## START Supplied entries
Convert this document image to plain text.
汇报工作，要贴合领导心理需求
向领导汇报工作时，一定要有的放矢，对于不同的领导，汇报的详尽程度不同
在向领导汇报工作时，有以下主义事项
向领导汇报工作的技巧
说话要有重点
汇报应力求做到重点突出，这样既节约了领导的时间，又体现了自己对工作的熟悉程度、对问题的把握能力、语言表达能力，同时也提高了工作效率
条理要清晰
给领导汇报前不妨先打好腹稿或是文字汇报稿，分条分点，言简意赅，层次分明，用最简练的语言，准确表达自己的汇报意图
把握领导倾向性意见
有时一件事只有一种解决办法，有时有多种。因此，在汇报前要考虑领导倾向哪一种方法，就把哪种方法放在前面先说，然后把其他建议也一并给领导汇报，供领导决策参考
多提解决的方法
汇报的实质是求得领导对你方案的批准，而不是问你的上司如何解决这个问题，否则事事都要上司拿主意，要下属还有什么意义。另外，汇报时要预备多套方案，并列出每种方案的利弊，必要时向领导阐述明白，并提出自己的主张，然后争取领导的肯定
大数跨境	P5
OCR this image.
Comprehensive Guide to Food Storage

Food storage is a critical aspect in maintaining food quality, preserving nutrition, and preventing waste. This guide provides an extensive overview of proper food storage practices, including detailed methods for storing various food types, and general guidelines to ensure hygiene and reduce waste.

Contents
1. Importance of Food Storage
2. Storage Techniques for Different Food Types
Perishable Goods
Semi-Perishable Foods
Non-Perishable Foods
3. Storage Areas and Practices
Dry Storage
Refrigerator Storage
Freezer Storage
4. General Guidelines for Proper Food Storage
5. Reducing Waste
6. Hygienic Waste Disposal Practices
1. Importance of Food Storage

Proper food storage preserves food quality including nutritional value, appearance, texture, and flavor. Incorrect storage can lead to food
## END Supplied entries
(Exercise requirements):
Write out all of the records above exactly as they appear.

(Final answer):
Convert this document image to plain text.
汇报工作，要贴合领导心理需求
向领导汇报工作时，一定要有的放矢，对于不同的领导，汇报的详尽程度不同
在向领导汇报工作时，有以下主义事项
向领导汇报工作的技巧
说话要有重点
汇报应力求做到重点突出，这样既节约了领导的时间，又体现了自己对工作的熟悉程度、对问题的把握能力、语言表达能力，同时也提高了工作效率
条理要清晰
给领导汇报前不妨先打好腹稿或是文字汇报稿，分条分点，言简意赅，层次分明，用最简练的语言，准确表达自己的汇报意图
把握领导倾向性意见
有时一件事只有一种解决办法，有时有多种。因此，在汇报前要考虑领导倾向哪一种方法，就把哪种方法放在前面先说，然后把其他建议也一并给领导汇报，供领导决策参考
多提解决的方法
汇报的实质是求得领导对你方案的批准，而不是问你的上司如何解决这个问题，否则事事都要上司拿主意，要下属还有什么意义。另外，汇报时要预备多套方案，并列出每种方案的利弊，必要时向领导阐述明白，并提出自己的主张，然后争取领导的肯定
大数跨境	P5
OCR this image.
Comprehensive Guide to Food Storage

Food storage is a critical aspect in maintaining food quality, preserving nutrition, and preventing waste. This guide provides an extensive overview of proper food storage practices, including detailed methods for storing various food types, and general guidelines to ensure hygiene and reduce waste.

Contents
1. Importance of Food Storage
2. Storage Techniques for Different Food Types
Perishable Goods
Semi-Perishable Foods
Non-Perishable Foods
3. Storage Areas and Practices
Dry Storage
Refrigerator Storage
Freezer Storage
4. General Guidelines for Proper Food Storage
5. Reducing Waste
6. Hygienic Waste Disposal Practices
1. Importance of Food Storage

Proper food storage preserves food quality including nutritional value, appearance, texture, and flavor. Incorrect storage can lead to food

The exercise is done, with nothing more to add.